## START Excerpted data
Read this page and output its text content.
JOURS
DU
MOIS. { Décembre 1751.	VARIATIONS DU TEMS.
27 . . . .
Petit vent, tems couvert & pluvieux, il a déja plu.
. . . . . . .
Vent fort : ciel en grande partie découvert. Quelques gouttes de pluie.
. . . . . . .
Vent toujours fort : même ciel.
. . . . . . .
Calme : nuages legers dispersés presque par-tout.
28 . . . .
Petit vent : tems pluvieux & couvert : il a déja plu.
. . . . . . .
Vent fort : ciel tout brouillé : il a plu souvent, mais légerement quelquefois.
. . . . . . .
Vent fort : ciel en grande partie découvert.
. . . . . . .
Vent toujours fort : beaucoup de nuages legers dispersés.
## END Excerpted data
Copy every record exactly, with nothing added or dropped.

§ **Correct output**
Read this page and output its text content.
JOURS
DU
MOIS. { Décembre 1751.	VARIATIONS DU TEMS.
27 . . . .
Petit vent, tems couvert & pluvieux, il a déja plu.
. . . . . . .
Vent fort : ciel en grande partie découvert. Quelques gouttes de pluie.
. . . . . . .
Vent toujours fort : même ciel.
. . . . . . .
Calme : nuages legers dispersés presque par-tout.
28 . . . .
Petit vent : tems pluvieux & couvert : il a déja plu.
. . . . . . .
Vent fort : ciel tout brouillé : il a plu souvent, mais légerement quelquefois.
. . . . . . .
Vent fort : ciel en grande partie découvert.
. . . . . . .
Vent toujours fort : beaucoup de nuages legers dispersés.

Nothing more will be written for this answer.